BEGIN Data section
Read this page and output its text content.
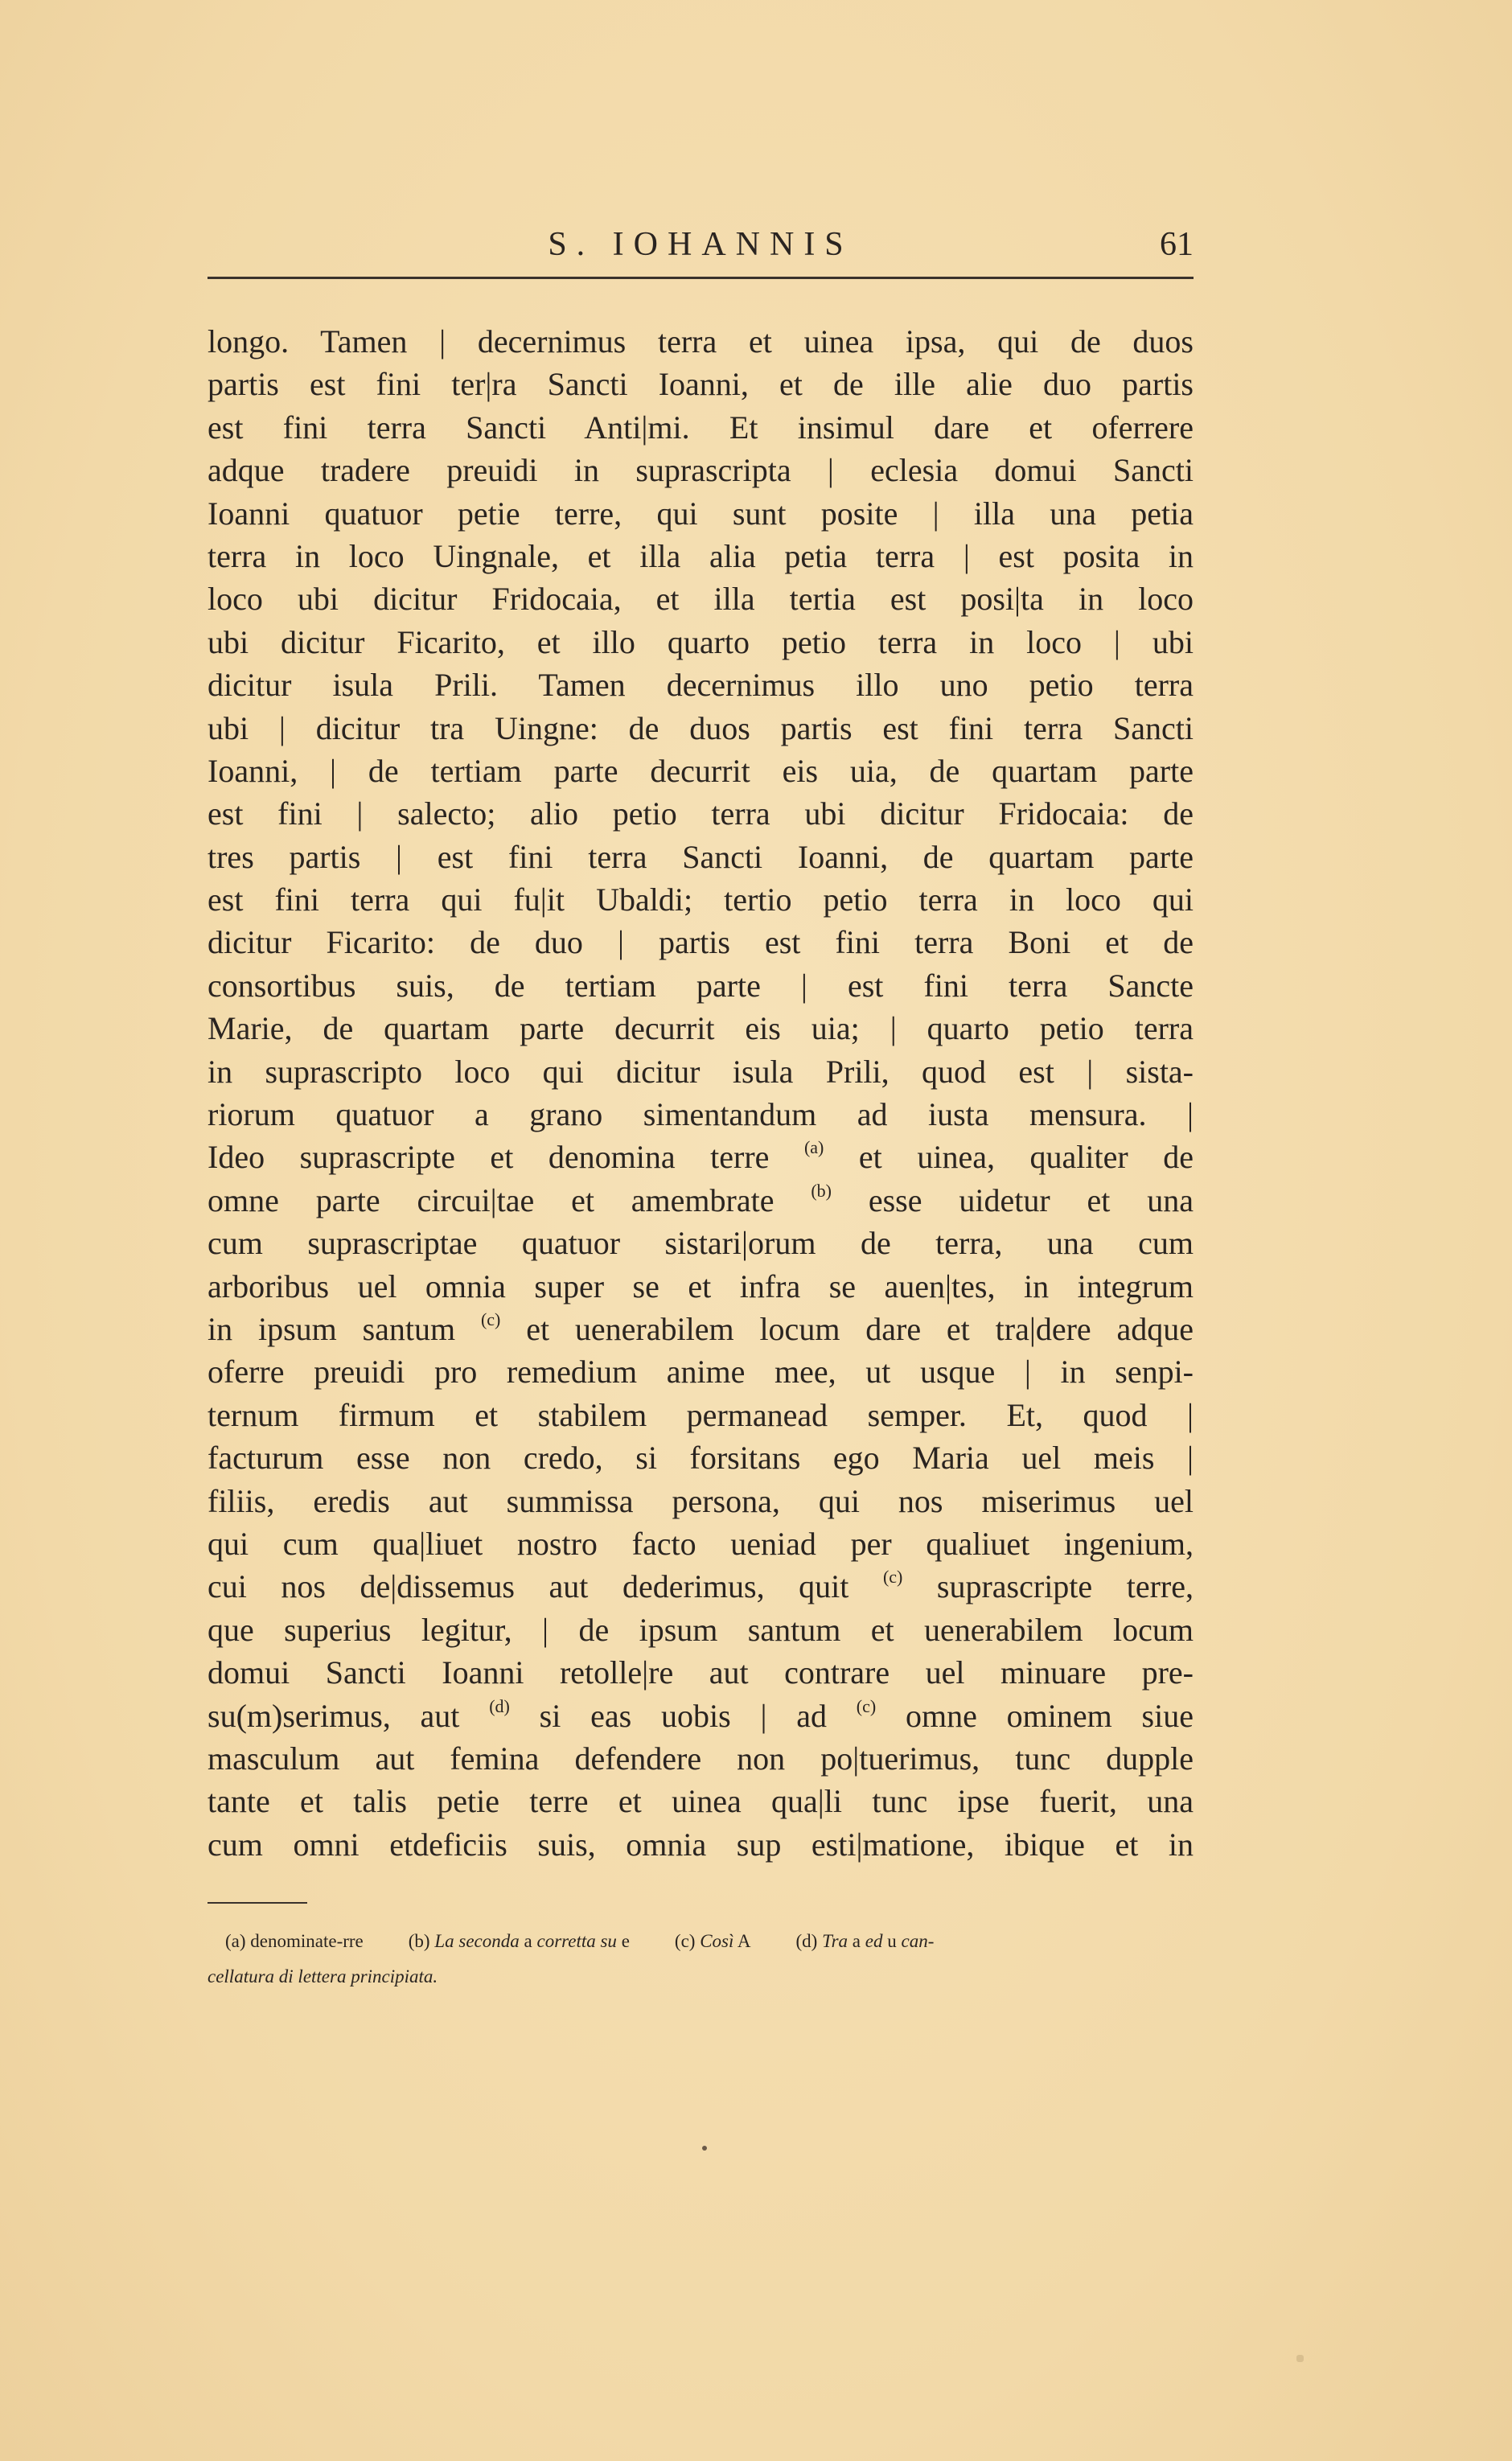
S. IOHANNIS	61
longo. Tamen | decernimus terra et uinea ipsa, qui de duos
partis est fini ter|ra Sancti Ioanni, et de ille alie duo partis
est fini terra Sancti Anti|mi. Et insimul dare et oferrere
adque tradere preuidi in suprascripta | eclesia domui Sancti
Ioanni quatuor petie terre, qui sunt posite | illa una petia
terra in loco Uingnale, et illa alia petia terra | est posita in
loco ubi dicitur Fridocaia, et illa tertia est posi|ta in loco
ubi dicitur Ficarito, et illo quarto petio terra in loco | ubi
dicitur isula Prili. Tamen decernimus illo uno petio terra
ubi | dicitur tra Uingne: de duos partis est fini terra Sancti
Ioanni, | de tertiam parte decurrit eis uia, de quartam parte
est fini | salecto; alio petio terra ubi dicitur Fridocaia: de
tres partis | est fini terra Sancti Ioanni, de quartam parte
est fini terra qui fu|it Ubaldi; tertio petio terra in loco qui
dicitur Ficarito: de duo | partis est fini terra Boni et de
consortibus suis, de tertiam parte | est fini terra Sancte
Marie, de quartam parte decurrit eis uia; | quarto petio terra
in suprascripto loco qui dicitur isula Prili, quod est | sista-
riorum quatuor a grano simentandum ad iusta mensura. |
Ideo suprascripte et denomina terre $^{(a)}$ et uinea, qualiter de
omne parte circui|tae et amembrate $^{(b)}$ esse uidetur et una
cum suprascriptae quatuor sistari|orum de terra, una cum
arboribus uel omnia super se et infra se auen|tes, in integrum
in ipsum santum $^{(c)}$ et uenerabilem locum dare et tra|dere adque
oferre preuidi pro remedium anime mee, ut usque | in senpi-
ternum firmum et stabilem permanead semper. Et, quod |
facturum esse non credo, si forsitans ego Maria uel meis |
filiis, eredis aut summissa persona, qui nos miserimus uel
qui cum qua|liuet nostro facto ueniad per qualiuet ingenium,
cui nos de|dissemus aut dederimus, quit $^{(c)}$ suprascripte terre,
que superius legitur, | de ipsum santum et uenerabilem locum
domui Sancti Ioanni retolle|re aut contrare uel minuare pre-
su(m)serimus, aut $^{(d)}$ si eas uobis | ad $^{(c)}$ omne ominem siue
masculum aut femina defendere non po|tuerimus, tunc dupple
tante et talis petie terre et uinea qua|li tunc ipse fuerit, una
cum omni etdeficiis suis, omnia sup esti|matione, ibique et in
(a) denominate-rre (b) La seconda a corretta su e (c) Così A (d) Tra a ed u can-
cellatura di lettera principiata.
END Data section
Exercise instructions:
Return each line where "decurrit" shows up.

Answer below:
Ioanni, | de tertiam parte decurrit eis uia, de quartam parte
Marie, de quartam parte decurrit eis uia; | quarto petio terra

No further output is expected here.